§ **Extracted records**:
..............................
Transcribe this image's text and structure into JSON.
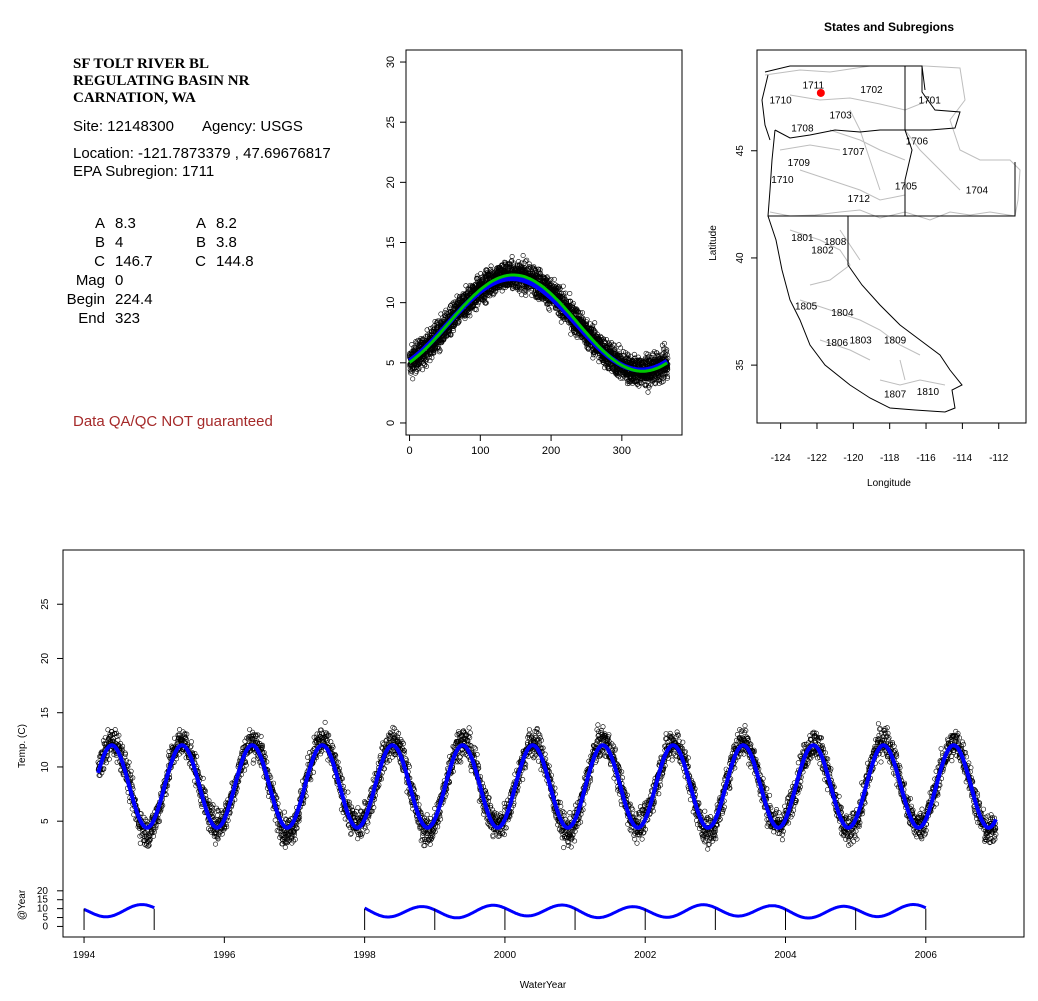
{
  "site": {
    "name_lines": [
      "SF TOLT RIVER BL",
      "REGULATING BASIN NR",
      "CARNATION, WA"
    ],
    "site_label": "Site: 12148300",
    "agency_label": "Agency: USGS",
    "location_label": "Location: -121.7873379 , 47.69676817",
    "subregion_label": "EPA Subregion: 1711"
  },
  "coefficients": {
    "left": [
      {
        "label": "A",
        "value": "8.3"
      },
      {
        "label": "B",
        "value": "4"
      },
      {
        "label": "C",
        "value": "146.7"
      },
      {
        "label": "Mag",
        "value": "0"
      },
      {
        "label": "Begin",
        "value": "224.4"
      },
      {
        "label": "End",
        "value": "323"
      }
    ],
    "right": [
      {
        "label": "A",
        "value": "8.2"
      },
      {
        "label": "B",
        "value": "3.8"
      },
      {
        "label": "C",
        "value": "144.8"
      }
    ]
  },
  "disclaimer": "Data QA/QC NOT guaranteed",
  "colors": {
    "points": "#000000",
    "fit_blue": "#0000FF",
    "fit_green": "#00C800",
    "site_dot": "#FF0000",
    "disclaimer": "#A52A2A",
    "boundaries": "#BEBEBE"
  },
  "chart_data": [
    {
      "type": "scatter",
      "title": "",
      "xlabel": "",
      "ylabel": "",
      "xlim": [
        -5,
        385
      ],
      "ylim": [
        -1,
        31
      ],
      "xticks": [
        "0",
        "100",
        "200",
        "300"
      ],
      "yticks": [
        "0",
        "5",
        "10",
        "15",
        "20",
        "25",
        "30"
      ],
      "series": [
        {
          "kind": "points",
          "model": "A + B*cos(2*pi*(day - C)/365)",
          "A": 8.3,
          "B": 4,
          "C": 146.7,
          "x_range": [
            0,
            365
          ]
        },
        {
          "kind": "fit-line",
          "color": "green",
          "A": 8.3,
          "B": 4,
          "C": 146.7
        },
        {
          "kind": "fit-line",
          "color": "blue",
          "A": 8.2,
          "B": 3.8,
          "C": 144.8
        }
      ]
    },
    {
      "type": "map",
      "title": "States and Subregions",
      "xlabel": "Longitude",
      "ylabel": "Latitude",
      "xlim": [
        -125.3,
        -110.5
      ],
      "ylim": [
        32.3,
        49.7
      ],
      "xticks": [
        "-124",
        "-122",
        "-120",
        "-118",
        "-116",
        "-114",
        "-112"
      ],
      "yticks": [
        "35",
        "40",
        "45"
      ],
      "site": {
        "lon": -121.7873379,
        "lat": 47.69676817
      },
      "subregion_labels": [
        {
          "text": "1711",
          "lon": -122.2,
          "lat": 47.9
        },
        {
          "text": "1702",
          "lon": -119.0,
          "lat": 47.7
        },
        {
          "text": "1701",
          "lon": -115.8,
          "lat": 47.2
        },
        {
          "text": "1710",
          "lon": -124.0,
          "lat": 47.2
        },
        {
          "text": "1703",
          "lon": -120.7,
          "lat": 46.5
        },
        {
          "text": "1708",
          "lon": -122.8,
          "lat": 45.9
        },
        {
          "text": "1706",
          "lon": -116.5,
          "lat": 45.3
        },
        {
          "text": "1707",
          "lon": -120.0,
          "lat": 44.8
        },
        {
          "text": "1709",
          "lon": -123.0,
          "lat": 44.3
        },
        {
          "text": "1710",
          "lon": -123.9,
          "lat": 43.5
        },
        {
          "text": "1705",
          "lon": -117.1,
          "lat": 43.2
        },
        {
          "text": "1704",
          "lon": -113.2,
          "lat": 43.0
        },
        {
          "text": "1712",
          "lon": -119.7,
          "lat": 42.6
        },
        {
          "text": "1801",
          "lon": -122.8,
          "lat": 40.8
        },
        {
          "text": "1808",
          "lon": -121.0,
          "lat": 40.6
        },
        {
          "text": "1802",
          "lon": -121.7,
          "lat": 40.2
        },
        {
          "text": "1805",
          "lon": -122.6,
          "lat": 37.6
        },
        {
          "text": "1804",
          "lon": -120.6,
          "lat": 37.3
        },
        {
          "text": "1809",
          "lon": -117.7,
          "lat": 36.0
        },
        {
          "text": "1806",
          "lon": -120.9,
          "lat": 35.9
        },
        {
          "text": "1803",
          "lon": -119.6,
          "lat": 36.0
        },
        {
          "text": "1810",
          "lon": -115.9,
          "lat": 33.6
        },
        {
          "text": "1807",
          "lon": -117.7,
          "lat": 33.5
        }
      ]
    },
    {
      "type": "scatter",
      "title": "",
      "xlabel": "WaterYear",
      "ylabel": "Temp. (C)",
      "xlim": [
        1993.7,
        2007.4
      ],
      "ylim": [
        0.5,
        30
      ],
      "xticks": [
        "1994",
        "1996",
        "1998",
        "2000",
        "2002",
        "2004",
        "2006"
      ],
      "yticks": [
        "5",
        "10",
        "15",
        "20",
        "25"
      ],
      "x_range": [
        1994.2,
        2007.0
      ],
      "series": [
        {
          "kind": "points",
          "A": 8.3,
          "B": 4,
          "C": 146.7
        },
        {
          "kind": "fit-line",
          "color": "blue",
          "A": 8.2,
          "B": 3.8,
          "C": 144.8
        }
      ]
    },
    {
      "type": "line",
      "title": "",
      "xlabel": "",
      "ylabel": "@Year",
      "ylim": [
        -2,
        30
      ],
      "yticks": [
        "0",
        "5",
        "10",
        "15",
        "20"
      ],
      "segments": [
        [
          1994.0,
          1995.0
        ],
        [
          1998.0,
          2006.0
        ]
      ],
      "year_markers": [
        "1994",
        "1995",
        "1998",
        "1999",
        "2000",
        "2001",
        "2002",
        "2003",
        "2004",
        "2005",
        "2006"
      ]
    }
  ]
}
..............................
§ **WHAT IS ASKED**:
Each line of the data should be quoted exactly, with pictures left out.

§ **EXPECTED ANSWER**:
Transcribe this image's text and structure into JSON.
{
  "site": {
    "name_lines": [
      "SF TOLT RIVER BL",
      "REGULATING BASIN NR",
      "CARNATION, WA"
    ],
    "site_label": "Site: 12148300",
    "agency_label": "Agency: USGS",
    "location_label": "Location: -121.7873379 , 47.69676817",
    "subregion_label": "EPA Subregion: 1711"
  },
  "coefficients": {
    "left": [
      {
        "label": "A",
        "value": "8.3"
      },
      {
        "label": "B",
        "value": "4"
      },
      {
        "label": "C",
        "value": "146.7"
      },
      {
        "label": "Mag",
        "value": "0"
      },
      {
        "label": "Begin",
        "value": "224.4"
      },
      {
        "label": "End",
        "value": "323"
      }
    ],
    "right": [
      {
        "label": "A",
        "value": "8.2"
      },
      {
        "label": "B",
        "value": "3.8"
      },
      {
        "label": "C",
        "value": "144.8"
      }
    ]
  },
  "disclaimer": "Data QA/QC NOT guaranteed",
  "colors": {
    "points": "#000000",
    "fit_blue": "#0000FF",
    "fit_green": "#00C800",
    "site_dot": "#FF0000",
    "disclaimer": "#A52A2A",
    "boundaries": "#BEBEBE"
  },
  "chart_data": [
    {
      "type": "scatter",
      "title": "",
      "xlabel": "",
      "ylabel": "",
      "xlim": [
        -5,
        385
      ],
      "ylim": [
        -1,
        31
      ],
      "xticks": [
        "0",
        "100",
        "200",
        "300"
      ],
      "yticks": [
        "0",
        "5",
        "10",
        "15",
        "20",
        "25",
        "30"
      ],
      "series": [
        {
          "kind": "points",
          "model": "A + B*cos(2*pi*(day - C)/365)",
          "A": 8.3,
          "B": 4,
          "C": 146.7,
          "x_range": [
            0,
            365
          ]
        },
        {
          "kind": "fit-line",
          "color": "green",
          "A": 8.3,
          "B": 4,
          "C": 146.7
        },
        {
          "kind": "fit-line",
          "color": "blue",
          "A": 8.2,
          "B": 3.8,
          "C": 144.8
        }
      ]
    },
    {
      "type": "map",
      "title": "States and Subregions",
      "xlabel": "Longitude",
      "ylabel": "Latitude",
      "xlim": [
        -125.3,
        -110.5
      ],
      "ylim": [
        32.3,
        49.7
      ],
      "xticks": [
        "-124",
        "-122",
        "-120",
        "-118",
        "-116",
        "-114",
        "-112"
      ],
      "yticks": [
        "35",
        "40",
        "45"
      ],
      "site": {
        "lon": -121.7873379,
        "lat": 47.69676817
      },
      "subregion_labels": [
        {
          "text": "1711",
          "lon": -122.2,
          "lat": 47.9
        },
        {
          "text": "1702",
          "lon": -119.0,
          "lat": 47.7
        },
        {
          "text": "1701",
          "lon": -115.8,
          "lat": 47.2
        },
        {
          "text": "1710",
          "lon": -124.0,
          "lat": 47.2
        },
        {
          "text": "1703",
          "lon": -120.7,
          "lat": 46.5
        },
        {
          "text": "1708",
          "lon": -122.8,
          "lat": 45.9
        },
        {
          "text": "1706",
          "lon": -116.5,
          "lat": 45.3
        },
        {
          "text": "1707",
          "lon": -120.0,
          "lat": 44.8
        },
        {
          "text": "1709",
          "lon": -123.0,
          "lat": 44.3
        },
        {
          "text": "1710",
          "lon": -123.9,
          "lat": 43.5
        },
        {
          "text": "1705",
          "lon": -117.1,
          "lat": 43.2
        },
        {
          "text": "1704",
          "lon": -113.2,
          "lat": 43.0
        },
        {
          "text": "1712",
          "lon": -119.7,
          "lat": 42.6
        },
        {
          "text": "1801",
          "lon": -122.8,
          "lat": 40.8
        },
        {
          "text": "1808",
          "lon": -121.0,
          "lat": 40.6
        },
        {
          "text": "1802",
          "lon": -121.7,
          "lat": 40.2
        },
        {
          "text": "1805",
          "lon": -122.6,
          "lat": 37.6
        },
        {
          "text": "1804",
          "lon": -120.6,
          "lat": 37.3
        },
        {
          "text": "1809",
          "lon": -117.7,
          "lat": 36.0
        },
        {
          "text": "1806",
          "lon": -120.9,
          "lat": 35.9
        },
        {
          "text": "1803",
          "lon": -119.6,
          "lat": 36.0
        },
        {
          "text": "1810",
          "lon": -115.9,
          "lat": 33.6
        },
        {
          "text": "1807",
          "lon": -117.7,
          "lat": 33.5
        }
      ]
    },
    {
      "type": "scatter",
      "title": "",
      "xlabel": "WaterYear",
      "ylabel": "Temp. (C)",
      "xlim": [
        1993.7,
        2007.4
      ],
      "ylim": [
        0.5,
        30
      ],
      "xticks": [
        "1994",
        "1996",
        "1998",
        "2000",
        "2002",
        "2004",
        "2006"
      ],
      "yticks": [
        "5",
        "10",
        "15",
        "20",
        "25"
      ],
      "x_range": [
        1994.2,
        2007.0
      ],
      "series": [
        {
          "kind": "points",
          "A": 8.3,
          "B": 4,
          "C": 146.7
        },
        {
          "kind": "fit-line",
          "color": "blue",
          "A": 8.2,
          "B": 3.8,
          "C": 144.8
        }
      ]
    },
    {
      "type": "line",
      "title": "",
      "xlabel": "",
      "ylabel": "@Year",
      "ylim": [
        -2,
        30
      ],
      "yticks": [
        "0",
        "5",
        "10",
        "15",
        "20"
      ],
      "segments": [
        [
          1994.0,
          1995.0
        ],
        [
          1998.0,
          2006.0
        ]
      ],
      "year_markers": [
        "1994",
        "1995",
        "1998",
        "1999",
        "2000",
        "2001",
        "2002",
        "2003",
        "2004",
        "2005",
        "2006"
      ]
    }
  ]
}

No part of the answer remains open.